Structured figure records:
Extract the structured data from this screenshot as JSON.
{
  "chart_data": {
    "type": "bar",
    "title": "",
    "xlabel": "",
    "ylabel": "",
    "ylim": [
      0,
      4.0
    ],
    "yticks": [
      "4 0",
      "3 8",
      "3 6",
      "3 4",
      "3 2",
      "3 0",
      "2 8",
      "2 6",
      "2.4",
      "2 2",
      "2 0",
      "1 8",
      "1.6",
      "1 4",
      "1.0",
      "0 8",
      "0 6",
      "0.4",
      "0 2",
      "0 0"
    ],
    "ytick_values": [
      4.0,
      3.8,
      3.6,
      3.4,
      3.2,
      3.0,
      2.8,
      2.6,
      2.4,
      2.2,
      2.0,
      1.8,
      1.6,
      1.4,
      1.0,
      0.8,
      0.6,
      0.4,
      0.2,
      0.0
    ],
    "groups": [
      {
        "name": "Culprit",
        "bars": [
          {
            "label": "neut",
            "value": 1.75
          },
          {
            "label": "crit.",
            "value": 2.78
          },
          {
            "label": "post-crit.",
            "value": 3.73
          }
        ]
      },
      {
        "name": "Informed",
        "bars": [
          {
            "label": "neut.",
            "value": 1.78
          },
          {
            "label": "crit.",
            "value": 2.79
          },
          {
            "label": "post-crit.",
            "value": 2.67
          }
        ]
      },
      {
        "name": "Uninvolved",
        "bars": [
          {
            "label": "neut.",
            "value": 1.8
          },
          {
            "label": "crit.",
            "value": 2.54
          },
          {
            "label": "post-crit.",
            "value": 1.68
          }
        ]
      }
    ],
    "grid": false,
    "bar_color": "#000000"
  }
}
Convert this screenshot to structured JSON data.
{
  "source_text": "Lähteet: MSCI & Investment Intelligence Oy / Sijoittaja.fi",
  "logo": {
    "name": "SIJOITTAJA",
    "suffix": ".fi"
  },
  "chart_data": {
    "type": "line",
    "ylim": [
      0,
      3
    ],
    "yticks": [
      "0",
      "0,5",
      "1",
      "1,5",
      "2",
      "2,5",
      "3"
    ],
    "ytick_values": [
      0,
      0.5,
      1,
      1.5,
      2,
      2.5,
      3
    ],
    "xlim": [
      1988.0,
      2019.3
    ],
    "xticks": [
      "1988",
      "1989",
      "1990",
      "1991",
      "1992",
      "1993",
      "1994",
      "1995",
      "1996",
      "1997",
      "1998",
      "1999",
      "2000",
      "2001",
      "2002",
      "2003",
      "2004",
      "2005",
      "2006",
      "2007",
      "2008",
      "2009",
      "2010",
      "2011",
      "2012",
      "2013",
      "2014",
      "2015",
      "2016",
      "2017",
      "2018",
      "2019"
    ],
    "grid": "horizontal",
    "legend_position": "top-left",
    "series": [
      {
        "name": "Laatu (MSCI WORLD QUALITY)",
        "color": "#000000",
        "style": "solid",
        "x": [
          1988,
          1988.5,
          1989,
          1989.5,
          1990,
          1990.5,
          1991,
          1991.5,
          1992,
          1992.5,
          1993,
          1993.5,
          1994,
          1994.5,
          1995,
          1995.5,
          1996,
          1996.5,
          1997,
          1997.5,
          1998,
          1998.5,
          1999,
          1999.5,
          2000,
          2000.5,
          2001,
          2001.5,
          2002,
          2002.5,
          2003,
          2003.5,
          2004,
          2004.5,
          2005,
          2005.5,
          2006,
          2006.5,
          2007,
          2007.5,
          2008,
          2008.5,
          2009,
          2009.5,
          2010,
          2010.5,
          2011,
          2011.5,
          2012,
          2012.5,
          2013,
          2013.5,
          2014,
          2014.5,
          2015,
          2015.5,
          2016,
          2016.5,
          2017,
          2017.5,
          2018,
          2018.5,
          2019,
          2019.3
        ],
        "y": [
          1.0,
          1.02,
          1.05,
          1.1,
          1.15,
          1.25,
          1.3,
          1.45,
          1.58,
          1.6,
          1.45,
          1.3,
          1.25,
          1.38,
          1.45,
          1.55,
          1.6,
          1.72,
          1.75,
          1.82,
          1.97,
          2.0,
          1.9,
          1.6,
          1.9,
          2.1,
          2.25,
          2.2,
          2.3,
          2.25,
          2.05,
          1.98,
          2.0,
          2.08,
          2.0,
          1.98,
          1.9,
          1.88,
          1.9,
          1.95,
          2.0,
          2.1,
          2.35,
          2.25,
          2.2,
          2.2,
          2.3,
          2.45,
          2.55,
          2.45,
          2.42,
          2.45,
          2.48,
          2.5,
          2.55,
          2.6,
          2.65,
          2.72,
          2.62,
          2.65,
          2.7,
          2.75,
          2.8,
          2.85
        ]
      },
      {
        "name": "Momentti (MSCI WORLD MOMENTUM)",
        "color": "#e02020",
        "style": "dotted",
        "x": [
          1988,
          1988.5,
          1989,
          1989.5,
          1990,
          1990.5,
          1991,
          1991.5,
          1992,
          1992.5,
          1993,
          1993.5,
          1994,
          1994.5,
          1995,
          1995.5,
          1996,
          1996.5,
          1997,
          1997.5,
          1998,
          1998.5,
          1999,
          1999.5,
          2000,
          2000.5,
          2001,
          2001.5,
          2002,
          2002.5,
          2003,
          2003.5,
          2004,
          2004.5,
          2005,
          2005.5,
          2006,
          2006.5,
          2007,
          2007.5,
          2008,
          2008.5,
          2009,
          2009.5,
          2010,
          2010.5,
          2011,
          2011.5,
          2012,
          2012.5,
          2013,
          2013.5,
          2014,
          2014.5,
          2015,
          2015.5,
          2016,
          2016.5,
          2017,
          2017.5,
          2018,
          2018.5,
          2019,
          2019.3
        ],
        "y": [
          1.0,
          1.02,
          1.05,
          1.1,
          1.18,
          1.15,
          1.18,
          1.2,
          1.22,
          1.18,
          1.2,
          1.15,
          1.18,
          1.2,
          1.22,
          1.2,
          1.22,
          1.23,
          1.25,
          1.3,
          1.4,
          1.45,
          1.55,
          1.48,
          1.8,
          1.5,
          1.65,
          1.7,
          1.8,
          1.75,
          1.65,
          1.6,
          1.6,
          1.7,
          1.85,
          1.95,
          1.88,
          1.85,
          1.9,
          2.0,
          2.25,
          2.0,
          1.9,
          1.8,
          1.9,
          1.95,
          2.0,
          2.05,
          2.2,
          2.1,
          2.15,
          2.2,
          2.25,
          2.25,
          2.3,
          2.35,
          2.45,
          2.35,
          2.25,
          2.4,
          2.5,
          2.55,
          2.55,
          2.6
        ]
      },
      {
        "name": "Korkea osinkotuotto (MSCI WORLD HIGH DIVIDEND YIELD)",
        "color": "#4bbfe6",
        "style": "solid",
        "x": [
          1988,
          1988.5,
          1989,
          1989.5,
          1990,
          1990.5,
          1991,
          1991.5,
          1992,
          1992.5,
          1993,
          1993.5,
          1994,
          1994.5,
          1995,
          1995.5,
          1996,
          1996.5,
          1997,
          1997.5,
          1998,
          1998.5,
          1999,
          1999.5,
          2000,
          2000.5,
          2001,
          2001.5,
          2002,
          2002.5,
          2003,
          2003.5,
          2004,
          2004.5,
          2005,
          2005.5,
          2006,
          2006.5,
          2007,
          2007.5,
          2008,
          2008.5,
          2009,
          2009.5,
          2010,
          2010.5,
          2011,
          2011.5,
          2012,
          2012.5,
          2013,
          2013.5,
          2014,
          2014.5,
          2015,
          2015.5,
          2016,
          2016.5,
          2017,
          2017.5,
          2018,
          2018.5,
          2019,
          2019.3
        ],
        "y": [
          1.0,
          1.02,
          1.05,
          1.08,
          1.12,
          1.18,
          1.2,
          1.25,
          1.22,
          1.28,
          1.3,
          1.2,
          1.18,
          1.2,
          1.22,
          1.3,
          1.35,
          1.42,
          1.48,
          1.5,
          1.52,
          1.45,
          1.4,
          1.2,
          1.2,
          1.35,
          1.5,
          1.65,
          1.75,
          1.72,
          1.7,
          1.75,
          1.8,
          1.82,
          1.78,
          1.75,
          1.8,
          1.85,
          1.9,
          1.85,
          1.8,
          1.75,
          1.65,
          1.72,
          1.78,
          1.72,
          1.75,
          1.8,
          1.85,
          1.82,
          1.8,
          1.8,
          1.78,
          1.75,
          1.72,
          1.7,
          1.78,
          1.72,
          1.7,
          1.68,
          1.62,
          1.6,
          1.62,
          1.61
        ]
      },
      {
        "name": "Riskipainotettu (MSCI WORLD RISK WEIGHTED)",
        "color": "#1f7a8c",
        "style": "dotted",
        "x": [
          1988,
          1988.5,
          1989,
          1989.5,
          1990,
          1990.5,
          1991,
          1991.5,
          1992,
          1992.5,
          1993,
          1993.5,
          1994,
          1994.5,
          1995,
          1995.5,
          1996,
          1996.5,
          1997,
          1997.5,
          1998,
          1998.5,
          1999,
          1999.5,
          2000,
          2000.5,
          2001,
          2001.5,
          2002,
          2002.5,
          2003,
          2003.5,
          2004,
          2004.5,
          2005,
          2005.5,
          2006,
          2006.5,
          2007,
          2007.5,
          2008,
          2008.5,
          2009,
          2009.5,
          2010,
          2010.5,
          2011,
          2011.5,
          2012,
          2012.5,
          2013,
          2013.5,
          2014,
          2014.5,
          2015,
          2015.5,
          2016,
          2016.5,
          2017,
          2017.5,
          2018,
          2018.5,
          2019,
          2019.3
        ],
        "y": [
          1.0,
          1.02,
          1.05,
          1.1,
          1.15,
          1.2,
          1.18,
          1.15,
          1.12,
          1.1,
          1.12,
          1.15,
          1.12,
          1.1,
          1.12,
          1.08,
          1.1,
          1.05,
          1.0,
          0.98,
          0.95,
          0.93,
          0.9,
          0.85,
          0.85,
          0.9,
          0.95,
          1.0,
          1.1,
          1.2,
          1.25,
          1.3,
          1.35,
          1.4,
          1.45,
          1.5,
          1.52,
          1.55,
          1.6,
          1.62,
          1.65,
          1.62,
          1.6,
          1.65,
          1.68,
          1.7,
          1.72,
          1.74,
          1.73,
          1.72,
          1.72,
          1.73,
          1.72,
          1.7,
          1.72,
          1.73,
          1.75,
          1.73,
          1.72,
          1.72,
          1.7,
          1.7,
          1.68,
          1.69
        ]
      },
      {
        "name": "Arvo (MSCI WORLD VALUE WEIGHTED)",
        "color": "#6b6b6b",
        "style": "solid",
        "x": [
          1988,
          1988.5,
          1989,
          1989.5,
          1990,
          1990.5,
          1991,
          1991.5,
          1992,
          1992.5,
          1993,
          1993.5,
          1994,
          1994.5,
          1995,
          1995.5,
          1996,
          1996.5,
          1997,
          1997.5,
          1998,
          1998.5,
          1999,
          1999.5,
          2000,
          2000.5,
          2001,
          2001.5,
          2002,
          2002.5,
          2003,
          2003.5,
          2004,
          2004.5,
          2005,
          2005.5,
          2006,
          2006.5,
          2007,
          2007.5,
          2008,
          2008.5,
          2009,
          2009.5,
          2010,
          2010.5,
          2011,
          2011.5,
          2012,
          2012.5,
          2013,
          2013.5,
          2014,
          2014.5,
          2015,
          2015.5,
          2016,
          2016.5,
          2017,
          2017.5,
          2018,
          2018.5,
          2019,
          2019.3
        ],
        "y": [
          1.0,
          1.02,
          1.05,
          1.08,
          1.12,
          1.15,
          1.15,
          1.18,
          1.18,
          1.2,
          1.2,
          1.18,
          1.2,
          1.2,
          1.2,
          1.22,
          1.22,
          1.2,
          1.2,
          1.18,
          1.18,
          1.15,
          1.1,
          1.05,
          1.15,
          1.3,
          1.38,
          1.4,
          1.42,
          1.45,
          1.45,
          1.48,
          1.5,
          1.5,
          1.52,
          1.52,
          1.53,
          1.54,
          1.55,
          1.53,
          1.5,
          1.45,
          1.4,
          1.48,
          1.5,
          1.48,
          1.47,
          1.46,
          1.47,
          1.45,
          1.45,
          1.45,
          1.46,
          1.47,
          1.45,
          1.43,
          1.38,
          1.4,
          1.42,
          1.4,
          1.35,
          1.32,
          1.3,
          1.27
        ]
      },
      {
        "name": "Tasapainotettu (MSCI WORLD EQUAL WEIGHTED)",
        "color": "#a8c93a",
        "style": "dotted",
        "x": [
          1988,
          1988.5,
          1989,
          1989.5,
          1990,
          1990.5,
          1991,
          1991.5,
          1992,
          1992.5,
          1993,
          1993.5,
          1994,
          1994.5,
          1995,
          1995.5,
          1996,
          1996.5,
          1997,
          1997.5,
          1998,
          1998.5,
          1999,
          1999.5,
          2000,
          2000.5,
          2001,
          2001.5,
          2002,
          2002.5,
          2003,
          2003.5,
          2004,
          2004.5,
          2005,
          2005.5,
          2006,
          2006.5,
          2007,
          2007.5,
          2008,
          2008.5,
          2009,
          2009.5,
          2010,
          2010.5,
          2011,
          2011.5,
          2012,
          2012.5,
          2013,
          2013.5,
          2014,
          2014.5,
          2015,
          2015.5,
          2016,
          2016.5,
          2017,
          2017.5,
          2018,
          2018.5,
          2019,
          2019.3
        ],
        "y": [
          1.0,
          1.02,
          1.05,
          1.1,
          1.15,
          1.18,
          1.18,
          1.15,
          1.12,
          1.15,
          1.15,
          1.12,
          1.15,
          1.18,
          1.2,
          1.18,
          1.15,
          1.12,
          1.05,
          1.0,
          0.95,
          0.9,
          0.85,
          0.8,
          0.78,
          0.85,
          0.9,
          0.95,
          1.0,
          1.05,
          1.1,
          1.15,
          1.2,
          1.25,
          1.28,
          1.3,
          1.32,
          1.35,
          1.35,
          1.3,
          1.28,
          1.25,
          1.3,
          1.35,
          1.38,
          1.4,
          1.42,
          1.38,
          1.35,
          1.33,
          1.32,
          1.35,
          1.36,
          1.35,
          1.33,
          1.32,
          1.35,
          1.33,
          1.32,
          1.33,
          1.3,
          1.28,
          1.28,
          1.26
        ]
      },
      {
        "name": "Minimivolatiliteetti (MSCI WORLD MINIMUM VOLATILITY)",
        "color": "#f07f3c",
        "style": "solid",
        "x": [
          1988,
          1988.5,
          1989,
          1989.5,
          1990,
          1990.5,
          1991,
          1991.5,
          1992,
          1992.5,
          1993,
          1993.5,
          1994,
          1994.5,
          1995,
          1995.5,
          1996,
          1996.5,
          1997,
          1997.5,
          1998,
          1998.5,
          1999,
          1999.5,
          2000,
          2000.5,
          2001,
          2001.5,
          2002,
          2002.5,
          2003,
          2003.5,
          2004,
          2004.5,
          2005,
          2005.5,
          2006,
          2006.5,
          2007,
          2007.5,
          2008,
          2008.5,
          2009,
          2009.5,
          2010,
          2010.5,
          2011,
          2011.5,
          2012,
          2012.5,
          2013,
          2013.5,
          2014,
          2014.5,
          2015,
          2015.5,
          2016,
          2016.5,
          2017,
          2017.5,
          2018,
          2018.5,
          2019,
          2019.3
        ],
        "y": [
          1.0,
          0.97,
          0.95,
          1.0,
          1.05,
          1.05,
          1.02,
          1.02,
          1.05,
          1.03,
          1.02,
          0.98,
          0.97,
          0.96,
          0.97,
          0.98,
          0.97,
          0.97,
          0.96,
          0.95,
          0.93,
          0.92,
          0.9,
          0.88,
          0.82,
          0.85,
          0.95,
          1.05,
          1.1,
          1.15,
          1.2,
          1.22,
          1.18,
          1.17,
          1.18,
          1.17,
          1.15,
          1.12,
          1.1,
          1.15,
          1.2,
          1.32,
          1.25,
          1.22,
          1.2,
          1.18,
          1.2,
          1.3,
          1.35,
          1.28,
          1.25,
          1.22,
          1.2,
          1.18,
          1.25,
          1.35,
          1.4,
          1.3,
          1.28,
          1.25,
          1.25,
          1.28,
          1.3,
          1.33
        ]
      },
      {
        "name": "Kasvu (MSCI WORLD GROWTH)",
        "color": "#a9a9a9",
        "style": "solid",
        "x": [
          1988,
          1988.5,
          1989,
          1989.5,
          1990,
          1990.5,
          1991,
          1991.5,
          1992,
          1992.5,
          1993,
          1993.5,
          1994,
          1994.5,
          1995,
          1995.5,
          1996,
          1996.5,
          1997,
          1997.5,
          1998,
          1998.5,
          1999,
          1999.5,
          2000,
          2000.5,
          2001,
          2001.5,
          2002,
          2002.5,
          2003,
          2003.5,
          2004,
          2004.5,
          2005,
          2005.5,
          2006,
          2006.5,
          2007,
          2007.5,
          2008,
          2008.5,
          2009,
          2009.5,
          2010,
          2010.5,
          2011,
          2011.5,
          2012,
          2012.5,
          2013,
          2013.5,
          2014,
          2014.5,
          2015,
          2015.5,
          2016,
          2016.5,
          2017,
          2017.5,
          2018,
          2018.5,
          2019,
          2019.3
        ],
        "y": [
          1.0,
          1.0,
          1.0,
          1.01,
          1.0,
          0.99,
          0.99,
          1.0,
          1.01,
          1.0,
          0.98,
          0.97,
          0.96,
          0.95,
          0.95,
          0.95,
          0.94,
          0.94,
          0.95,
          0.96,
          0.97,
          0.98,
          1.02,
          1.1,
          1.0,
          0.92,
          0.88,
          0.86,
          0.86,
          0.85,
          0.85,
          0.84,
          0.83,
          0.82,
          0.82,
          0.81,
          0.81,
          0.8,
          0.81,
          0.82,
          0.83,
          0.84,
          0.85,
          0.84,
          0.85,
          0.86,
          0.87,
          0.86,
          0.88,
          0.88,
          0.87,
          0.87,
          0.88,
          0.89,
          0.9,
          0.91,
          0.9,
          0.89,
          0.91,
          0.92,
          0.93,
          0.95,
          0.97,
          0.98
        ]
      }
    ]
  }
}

**Short task:** Your task is to collect every line above that contains the word "WEIGHTED".

**Exercise output:**
        "name": "Riskipainotettu (MSCI WORLD RISK WEIGHTED)",
        "name": "Arvo (MSCI WORLD VALUE WEIGHTED)",
        "name": "Tasapainotettu (MSCI WORLD EQUAL WEIGHTED)",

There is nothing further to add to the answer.